(Stored records)
==============================

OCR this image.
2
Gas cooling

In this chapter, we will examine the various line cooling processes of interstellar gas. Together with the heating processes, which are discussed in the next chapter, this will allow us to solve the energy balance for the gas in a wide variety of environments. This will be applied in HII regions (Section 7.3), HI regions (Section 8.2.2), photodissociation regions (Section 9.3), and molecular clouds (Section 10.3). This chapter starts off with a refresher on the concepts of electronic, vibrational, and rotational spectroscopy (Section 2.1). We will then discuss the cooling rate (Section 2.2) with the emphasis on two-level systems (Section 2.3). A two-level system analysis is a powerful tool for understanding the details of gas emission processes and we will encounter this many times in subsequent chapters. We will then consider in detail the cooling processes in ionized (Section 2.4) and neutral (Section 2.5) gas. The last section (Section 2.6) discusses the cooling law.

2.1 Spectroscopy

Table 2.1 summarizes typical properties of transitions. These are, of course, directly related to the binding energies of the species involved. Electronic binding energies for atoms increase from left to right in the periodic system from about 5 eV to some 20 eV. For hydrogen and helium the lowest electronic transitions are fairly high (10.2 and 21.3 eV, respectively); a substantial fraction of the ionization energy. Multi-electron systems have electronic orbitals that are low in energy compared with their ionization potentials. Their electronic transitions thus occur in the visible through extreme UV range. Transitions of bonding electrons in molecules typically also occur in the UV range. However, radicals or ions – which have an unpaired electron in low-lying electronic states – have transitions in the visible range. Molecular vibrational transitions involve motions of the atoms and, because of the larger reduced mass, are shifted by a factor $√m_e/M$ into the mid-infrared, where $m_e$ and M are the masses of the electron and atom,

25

==============================

Pick out and copy the lines of the entries that hold the string "with".

In this chapter, we will examine the various line cooling processes of interstellar gas. Together with the heating processes, which are discussed in the next chapter, this will allow us to solve the energy balance for the gas in a wide variety of environments. This will be applied in HII regions (Section 7.3), HI regions (Section 8.2.2), photodissociation regions (Section 9.3), and molecular clouds (Section 10.3). This chapter starts off with a refresher on the concepts of electronic, vibrational, and rotational spectroscopy (Section 2.1). We will then discuss the cooling rate (Section 2.2) with the emphasis on two-level systems (Section 2.3). A two-level system analysis is a powerful tool for understanding the details of gas emission processes and we will encounter this many times in subsequent chapters. We will then consider in detail the cooling processes in ionized (Section 2.4) and neutral (Section 2.5) gas. The last section (Section 2.6) discusses the cooling law.
Table 2.1 summarizes typical properties of transitions. These are, of course, directly related to the binding energies of the species involved. Electronic binding energies for atoms increase from left to right in the periodic system from about 5 eV to some 20 eV. For hydrogen and helium the lowest electronic transitions are fairly high (10.2 and 21.3 eV, respectively); a substantial fraction of the ionization energy. Multi-electron systems have electronic orbitals that are low in energy compared with their ionization potentials. Their electronic transitions thus occur in the visible through extreme UV range. Transitions of bonding electrons in molecules typically also occur in the UV range. However, radicals or ions – which have an unpaired electron in low-lying electronic states – have transitions in the visible range. Molecular vibrational transitions involve motions of the atoms and, because of the larger reduced mass, are shifted by a factor $√m_e/M$ into the mid-infrared, where $m_e$ and M are the masses of the electron and atom,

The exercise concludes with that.